-------- EXTRACTED ENTRIES

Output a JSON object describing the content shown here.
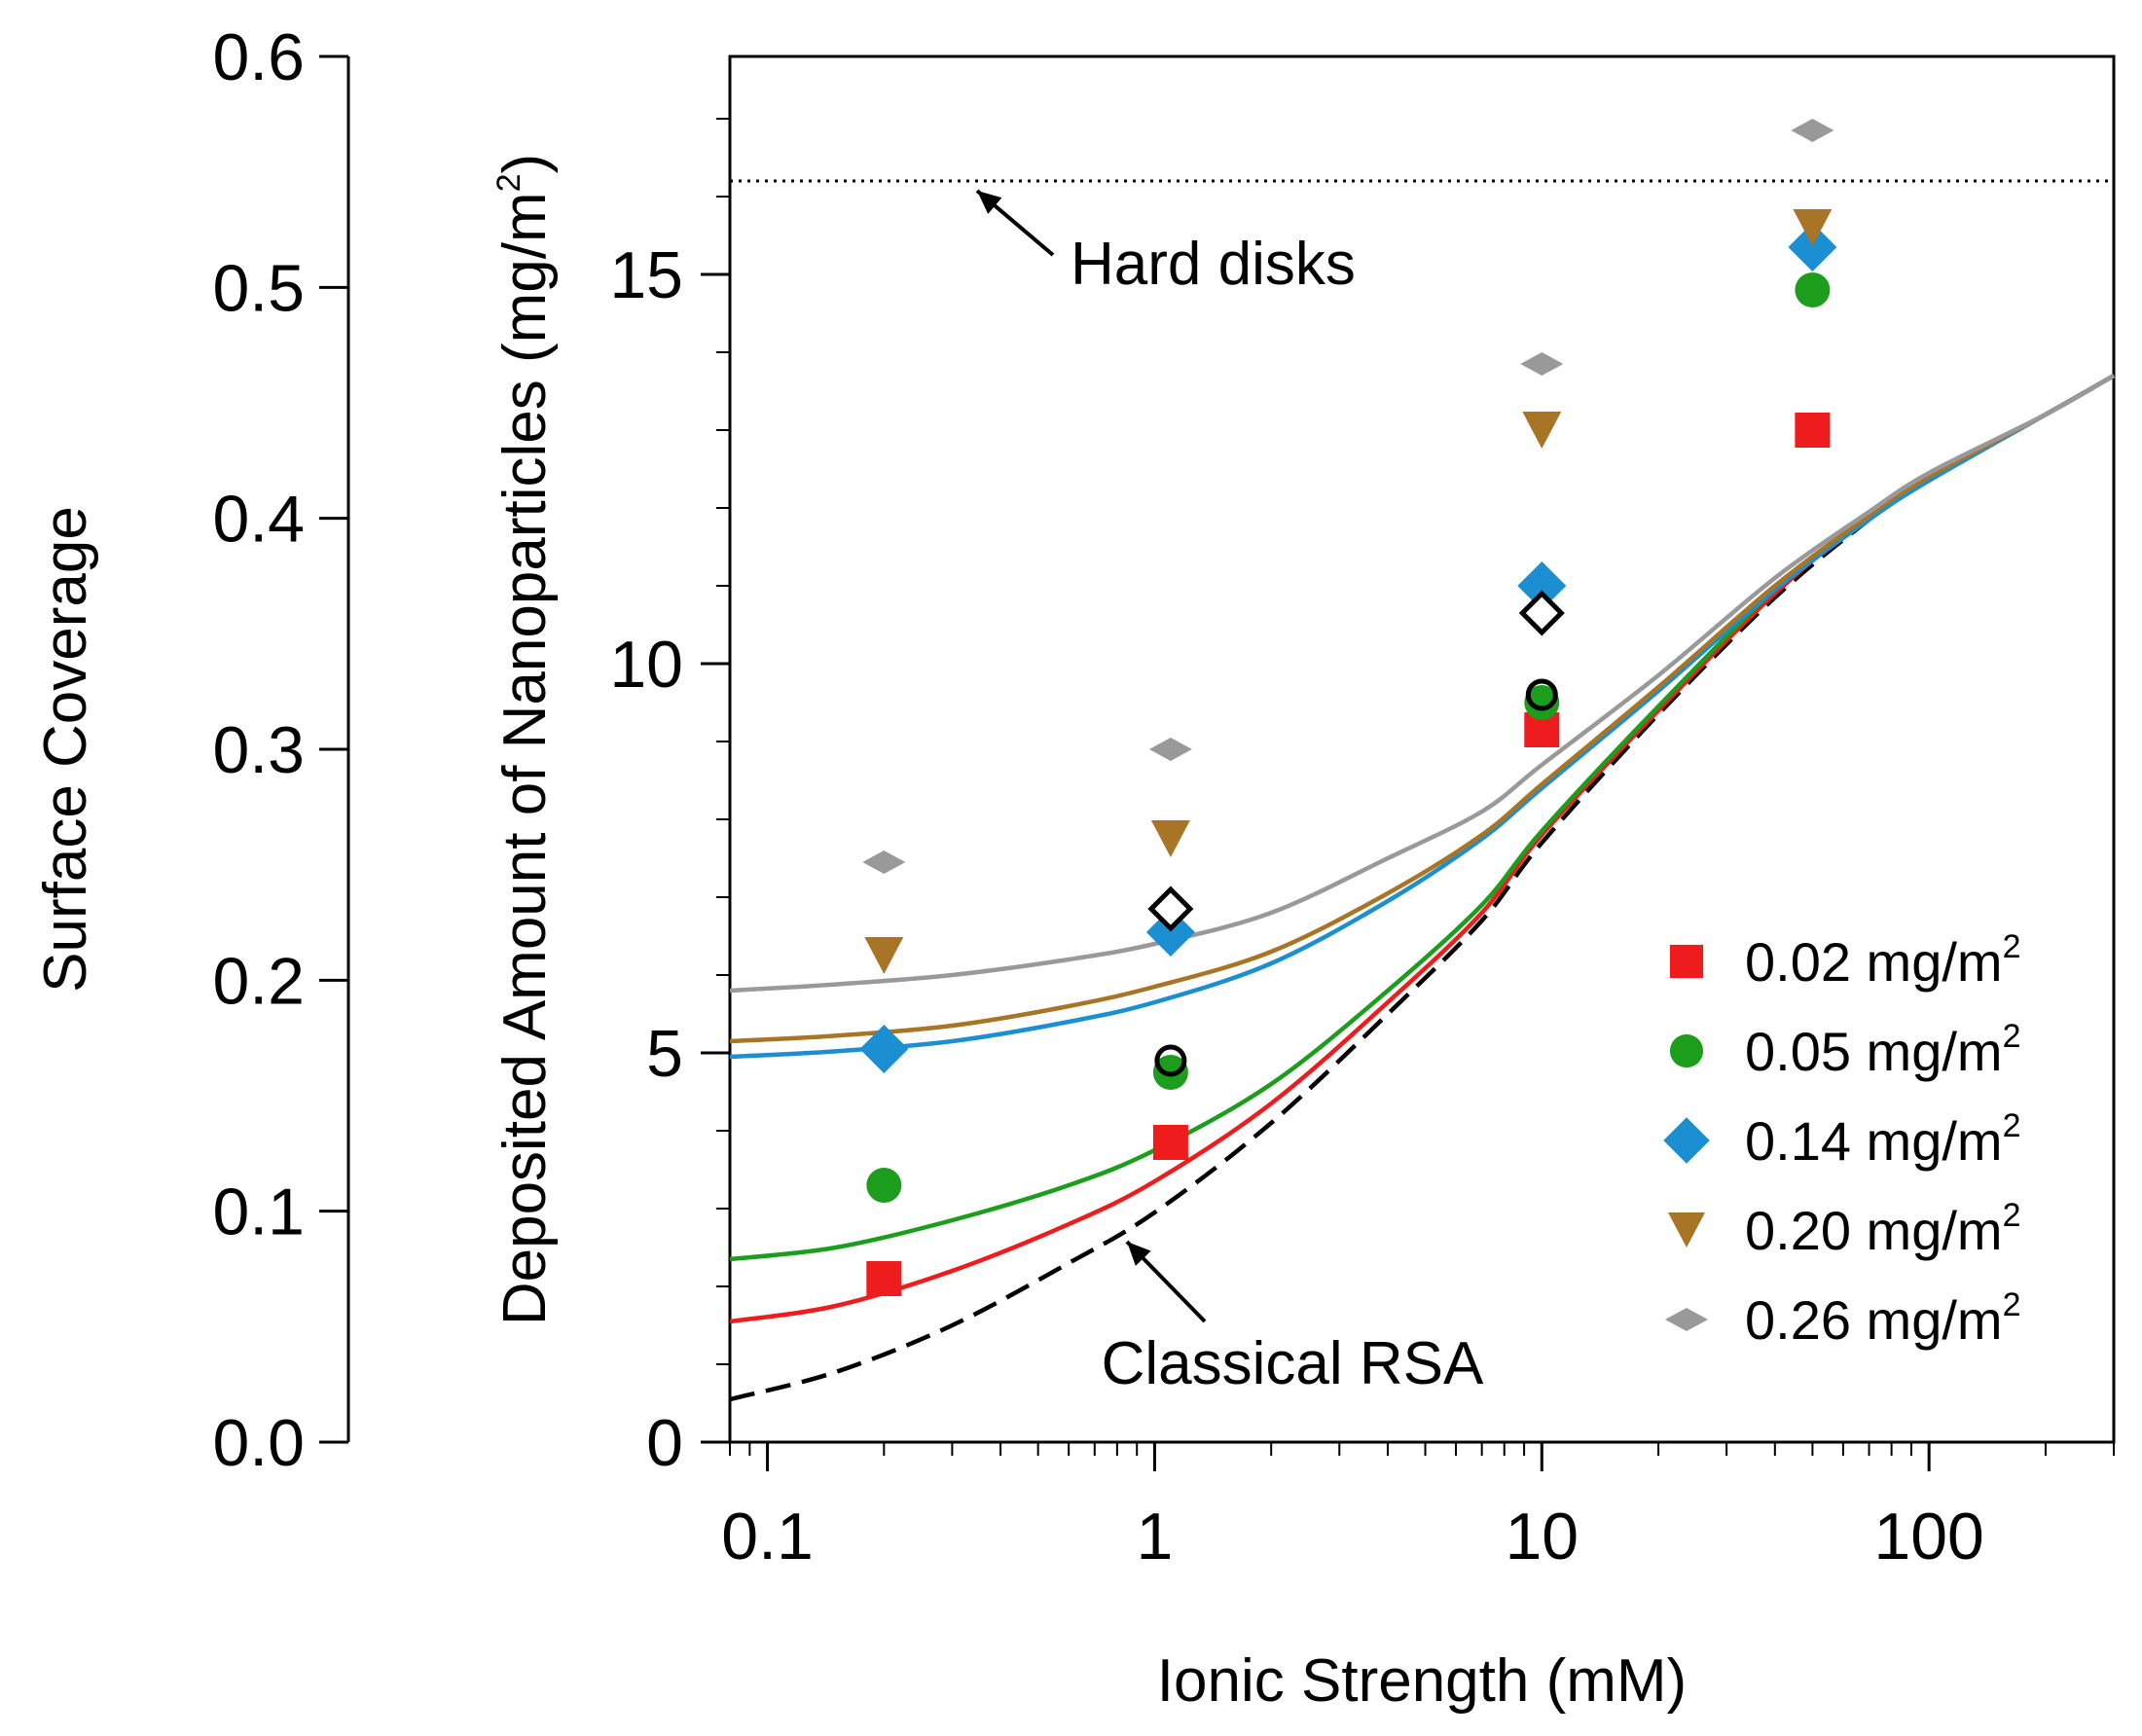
{
  "chart_data": {
    "type": "scatter",
    "title": "",
    "xlabel": "Ionic Strength (mM)",
    "ylabel_main": "Deposited Amount of Nanoparticles (mg/m",
    "ylabel_sup": "2",
    "ylabel_close": ")",
    "ylabel_secondary": "Surface Coverage",
    "x_scale": "log",
    "xlim": [
      0.08,
      300
    ],
    "ylim": [
      0,
      17.8
    ],
    "secondary_ylim": [
      0.0,
      0.6
    ],
    "x_ticks": [
      0.1,
      1,
      10,
      100
    ],
    "x_tick_labels": [
      "0.1",
      "1",
      "10",
      "100"
    ],
    "y_ticks": [
      0,
      5,
      10,
      15
    ],
    "y_tick_labels": [
      "0",
      "5",
      "10",
      "15"
    ],
    "secondary_ticks": [
      0.0,
      0.1,
      0.2,
      0.3,
      0.4,
      0.5,
      0.6
    ],
    "secondary_tick_labels": [
      "0.0",
      "0.1",
      "0.2",
      "0.3",
      "0.4",
      "0.5",
      "0.6"
    ],
    "hard_disk_level": 16.2,
    "annotations": {
      "hard_disks": "Hard disks",
      "classical_rsa": "Classical RSA"
    },
    "series": [
      {
        "name": "0.02 mg/m",
        "sup": "2",
        "marker": "square",
        "color": "#ee1c1c",
        "points": [
          {
            "x": 0.2,
            "y": 2.1
          },
          {
            "x": 1.1,
            "y": 3.85
          },
          {
            "x": 10,
            "y": 9.15
          },
          {
            "x": 50,
            "y": 13.0
          }
        ],
        "curve": [
          [
            0.08,
            1.55
          ],
          [
            0.15,
            1.75
          ],
          [
            0.3,
            2.2
          ],
          [
            0.6,
            2.8
          ],
          [
            1,
            3.35
          ],
          [
            2,
            4.35
          ],
          [
            4,
            5.65
          ],
          [
            7,
            6.8
          ],
          [
            10,
            7.8
          ],
          [
            20,
            9.4
          ],
          [
            40,
            10.9
          ],
          [
            70,
            11.9
          ],
          [
            100,
            12.4
          ],
          [
            200,
            13.2
          ],
          [
            300,
            13.7
          ]
        ]
      },
      {
        "name": "0.05 mg/m",
        "sup": "2",
        "marker": "circle",
        "color": "#1c9e1c",
        "points": [
          {
            "x": 0.2,
            "y": 3.3
          },
          {
            "x": 1.1,
            "y": 4.75
          },
          {
            "x": 10,
            "y": 9.5
          },
          {
            "x": 50,
            "y": 14.8
          }
        ],
        "curve": [
          [
            0.08,
            2.35
          ],
          [
            0.15,
            2.5
          ],
          [
            0.3,
            2.85
          ],
          [
            0.6,
            3.3
          ],
          [
            1,
            3.75
          ],
          [
            2,
            4.6
          ],
          [
            4,
            5.8
          ],
          [
            7,
            6.9
          ],
          [
            10,
            7.85
          ],
          [
            20,
            9.45
          ],
          [
            40,
            10.95
          ],
          [
            70,
            11.9
          ],
          [
            100,
            12.4
          ],
          [
            200,
            13.2
          ],
          [
            300,
            13.7
          ]
        ]
      },
      {
        "name": "0.14 mg/m",
        "sup": "2",
        "marker": "diamond",
        "color": "#1b8fd1",
        "points": [
          {
            "x": 0.2,
            "y": 5.05
          },
          {
            "x": 1.1,
            "y": 6.55
          },
          {
            "x": 10,
            "y": 11.0
          },
          {
            "x": 50,
            "y": 15.35
          }
        ],
        "curve": [
          [
            0.08,
            4.95
          ],
          [
            0.15,
            5.02
          ],
          [
            0.3,
            5.15
          ],
          [
            0.6,
            5.4
          ],
          [
            1,
            5.65
          ],
          [
            2,
            6.15
          ],
          [
            4,
            6.95
          ],
          [
            7,
            7.75
          ],
          [
            10,
            8.4
          ],
          [
            20,
            9.65
          ],
          [
            40,
            10.95
          ],
          [
            70,
            11.85
          ],
          [
            100,
            12.35
          ],
          [
            200,
            13.2
          ],
          [
            300,
            13.7
          ]
        ]
      },
      {
        "name": "0.20 mg/m",
        "sup": "2",
        "marker": "triangle-down",
        "color": "#a87526",
        "points": [
          {
            "x": 0.2,
            "y": 6.25
          },
          {
            "x": 1.1,
            "y": 7.75
          },
          {
            "x": 10,
            "y": 13.0
          },
          {
            "x": 50,
            "y": 15.6
          }
        ],
        "curve": [
          [
            0.08,
            5.15
          ],
          [
            0.15,
            5.22
          ],
          [
            0.3,
            5.35
          ],
          [
            0.6,
            5.6
          ],
          [
            1,
            5.85
          ],
          [
            2,
            6.3
          ],
          [
            4,
            7.05
          ],
          [
            7,
            7.8
          ],
          [
            10,
            8.45
          ],
          [
            20,
            9.7
          ],
          [
            40,
            11.0
          ],
          [
            70,
            11.9
          ],
          [
            100,
            12.4
          ],
          [
            200,
            13.2
          ],
          [
            300,
            13.7
          ]
        ]
      },
      {
        "name": "0.26 mg/m",
        "sup": "2",
        "marker": "flat-diamond",
        "color": "#999999",
        "points": [
          {
            "x": 0.2,
            "y": 7.45
          },
          {
            "x": 1.1,
            "y": 8.9
          },
          {
            "x": 10,
            "y": 13.85
          },
          {
            "x": 50,
            "y": 16.85
          }
        ],
        "curve": [
          [
            0.08,
            5.8
          ],
          [
            0.15,
            5.88
          ],
          [
            0.3,
            6.0
          ],
          [
            0.6,
            6.2
          ],
          [
            1,
            6.4
          ],
          [
            2,
            6.8
          ],
          [
            4,
            7.5
          ],
          [
            7,
            8.1
          ],
          [
            10,
            8.7
          ],
          [
            20,
            9.85
          ],
          [
            40,
            11.1
          ],
          [
            70,
            11.95
          ],
          [
            100,
            12.45
          ],
          [
            200,
            13.2
          ],
          [
            300,
            13.7
          ]
        ]
      }
    ],
    "reference_curve": {
      "name": "Classical RSA",
      "color": "#000000",
      "curve": [
        [
          0.08,
          0.55
        ],
        [
          0.15,
          0.9
        ],
        [
          0.3,
          1.5
        ],
        [
          0.6,
          2.3
        ],
        [
          1,
          2.95
        ],
        [
          2,
          4.1
        ],
        [
          4,
          5.5
        ],
        [
          7,
          6.7
        ],
        [
          10,
          7.7
        ],
        [
          20,
          9.35
        ],
        [
          40,
          10.85
        ],
        [
          70,
          11.85
        ],
        [
          100,
          12.4
        ],
        [
          200,
          13.2
        ],
        [
          300,
          13.7
        ]
      ]
    },
    "open_markers": [
      {
        "marker": "open-circle",
        "x": 1.1,
        "y": 4.9
      },
      {
        "marker": "open-circle",
        "x": 10,
        "y": 9.6
      },
      {
        "marker": "open-diamond",
        "x": 1.1,
        "y": 6.85
      },
      {
        "marker": "open-diamond",
        "x": 10,
        "y": 10.65
      }
    ],
    "legend_position": "bottom-right"
  }
}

----------------

TASK DESCRIPTION: Transcribe the records above exactly as they appear, leaving out any pictures.

REPLY TO THE TASK:
Output a JSON object describing the content shown here.
{
  "chart_data": {
    "type": "scatter",
    "title": "",
    "xlabel": "Ionic Strength (mM)",
    "ylabel_main": "Deposited Amount of Nanoparticles (mg/m",
    "ylabel_sup": "2",
    "ylabel_close": ")",
    "ylabel_secondary": "Surface Coverage",
    "x_scale": "log",
    "xlim": [
      0.08,
      300
    ],
    "ylim": [
      0,
      17.8
    ],
    "secondary_ylim": [
      0.0,
      0.6
    ],
    "x_ticks": [
      0.1,
      1,
      10,
      100
    ],
    "x_tick_labels": [
      "0.1",
      "1",
      "10",
      "100"
    ],
    "y_ticks": [
      0,
      5,
      10,
      15
    ],
    "y_tick_labels": [
      "0",
      "5",
      "10",
      "15"
    ],
    "secondary_ticks": [
      0.0,
      0.1,
      0.2,
      0.3,
      0.4,
      0.5,
      0.6
    ],
    "secondary_tick_labels": [
      "0.0",
      "0.1",
      "0.2",
      "0.3",
      "0.4",
      "0.5",
      "0.6"
    ],
    "hard_disk_level": 16.2,
    "annotations": {
      "hard_disks": "Hard disks",
      "classical_rsa": "Classical RSA"
    },
    "series": [
      {
        "name": "0.02 mg/m",
        "sup": "2",
        "marker": "square",
        "color": "#ee1c1c",
        "points": [
          {
            "x": 0.2,
            "y": 2.1
          },
          {
            "x": 1.1,
            "y": 3.85
          },
          {
            "x": 10,
            "y": 9.15
          },
          {
            "x": 50,
            "y": 13.0
          }
        ],
        "curve": [
          [
            0.08,
            1.55
          ],
          [
            0.15,
            1.75
          ],
          [
            0.3,
            2.2
          ],
          [
            0.6,
            2.8
          ],
          [
            1,
            3.35
          ],
          [
            2,
            4.35
          ],
          [
            4,
            5.65
          ],
          [
            7,
            6.8
          ],
          [
            10,
            7.8
          ],
          [
            20,
            9.4
          ],
          [
            40,
            10.9
          ],
          [
            70,
            11.9
          ],
          [
            100,
            12.4
          ],
          [
            200,
            13.2
          ],
          [
            300,
            13.7
          ]
        ]
      },
      {
        "name": "0.05 mg/m",
        "sup": "2",
        "marker": "circle",
        "color": "#1c9e1c",
        "points": [
          {
            "x": 0.2,
            "y": 3.3
          },
          {
            "x": 1.1,
            "y": 4.75
          },
          {
            "x": 10,
            "y": 9.5
          },
          {
            "x": 50,
            "y": 14.8
          }
        ],
        "curve": [
          [
            0.08,
            2.35
          ],
          [
            0.15,
            2.5
          ],
          [
            0.3,
            2.85
          ],
          [
            0.6,
            3.3
          ],
          [
            1,
            3.75
          ],
          [
            2,
            4.6
          ],
          [
            4,
            5.8
          ],
          [
            7,
            6.9
          ],
          [
            10,
            7.85
          ],
          [
            20,
            9.45
          ],
          [
            40,
            10.95
          ],
          [
            70,
            11.9
          ],
          [
            100,
            12.4
          ],
          [
            200,
            13.2
          ],
          [
            300,
            13.7
          ]
        ]
      },
      {
        "name": "0.14 mg/m",
        "sup": "2",
        "marker": "diamond",
        "color": "#1b8fd1",
        "points": [
          {
            "x": 0.2,
            "y": 5.05
          },
          {
            "x": 1.1,
            "y": 6.55
          },
          {
            "x": 10,
            "y": 11.0
          },
          {
            "x": 50,
            "y": 15.35
          }
        ],
        "curve": [
          [
            0.08,
            4.95
          ],
          [
            0.15,
            5.02
          ],
          [
            0.3,
            5.15
          ],
          [
            0.6,
            5.4
          ],
          [
            1,
            5.65
          ],
          [
            2,
            6.15
          ],
          [
            4,
            6.95
          ],
          [
            7,
            7.75
          ],
          [
            10,
            8.4
          ],
          [
            20,
            9.65
          ],
          [
            40,
            10.95
          ],
          [
            70,
            11.85
          ],
          [
            100,
            12.35
          ],
          [
            200,
            13.2
          ],
          [
            300,
            13.7
          ]
        ]
      },
      {
        "name": "0.20 mg/m",
        "sup": "2",
        "marker": "triangle-down",
        "color": "#a87526",
        "points": [
          {
            "x": 0.2,
            "y": 6.25
          },
          {
            "x": 1.1,
            "y": 7.75
          },
          {
            "x": 10,
            "y": 13.0
          },
          {
            "x": 50,
            "y": 15.6
          }
        ],
        "curve": [
          [
            0.08,
            5.15
          ],
          [
            0.15,
            5.22
          ],
          [
            0.3,
            5.35
          ],
          [
            0.6,
            5.6
          ],
          [
            1,
            5.85
          ],
          [
            2,
            6.3
          ],
          [
            4,
            7.05
          ],
          [
            7,
            7.8
          ],
          [
            10,
            8.45
          ],
          [
            20,
            9.7
          ],
          [
            40,
            11.0
          ],
          [
            70,
            11.9
          ],
          [
            100,
            12.4
          ],
          [
            200,
            13.2
          ],
          [
            300,
            13.7
          ]
        ]
      },
      {
        "name": "0.26 mg/m",
        "sup": "2",
        "marker": "flat-diamond",
        "color": "#999999",
        "points": [
          {
            "x": 0.2,
            "y": 7.45
          },
          {
            "x": 1.1,
            "y": 8.9
          },
          {
            "x": 10,
            "y": 13.85
          },
          {
            "x": 50,
            "y": 16.85
          }
        ],
        "curve": [
          [
            0.08,
            5.8
          ],
          [
            0.15,
            5.88
          ],
          [
            0.3,
            6.0
          ],
          [
            0.6,
            6.2
          ],
          [
            1,
            6.4
          ],
          [
            2,
            6.8
          ],
          [
            4,
            7.5
          ],
          [
            7,
            8.1
          ],
          [
            10,
            8.7
          ],
          [
            20,
            9.85
          ],
          [
            40,
            11.1
          ],
          [
            70,
            11.95
          ],
          [
            100,
            12.45
          ],
          [
            200,
            13.2
          ],
          [
            300,
            13.7
          ]
        ]
      }
    ],
    "reference_curve": {
      "name": "Classical RSA",
      "color": "#000000",
      "curve": [
        [
          0.08,
          0.55
        ],
        [
          0.15,
          0.9
        ],
        [
          0.3,
          1.5
        ],
        [
          0.6,
          2.3
        ],
        [
          1,
          2.95
        ],
        [
          2,
          4.1
        ],
        [
          4,
          5.5
        ],
        [
          7,
          6.7
        ],
        [
          10,
          7.7
        ],
        [
          20,
          9.35
        ],
        [
          40,
          10.85
        ],
        [
          70,
          11.85
        ],
        [
          100,
          12.4
        ],
        [
          200,
          13.2
        ],
        [
          300,
          13.7
        ]
      ]
    },
    "open_markers": [
      {
        "marker": "open-circle",
        "x": 1.1,
        "y": 4.9
      },
      {
        "marker": "open-circle",
        "x": 10,
        "y": 9.6
      },
      {
        "marker": "open-diamond",
        "x": 1.1,
        "y": 6.85
      },
      {
        "marker": "open-diamond",
        "x": 10,
        "y": 10.65
      }
    ],
    "legend_position": "bottom-right"
  }
}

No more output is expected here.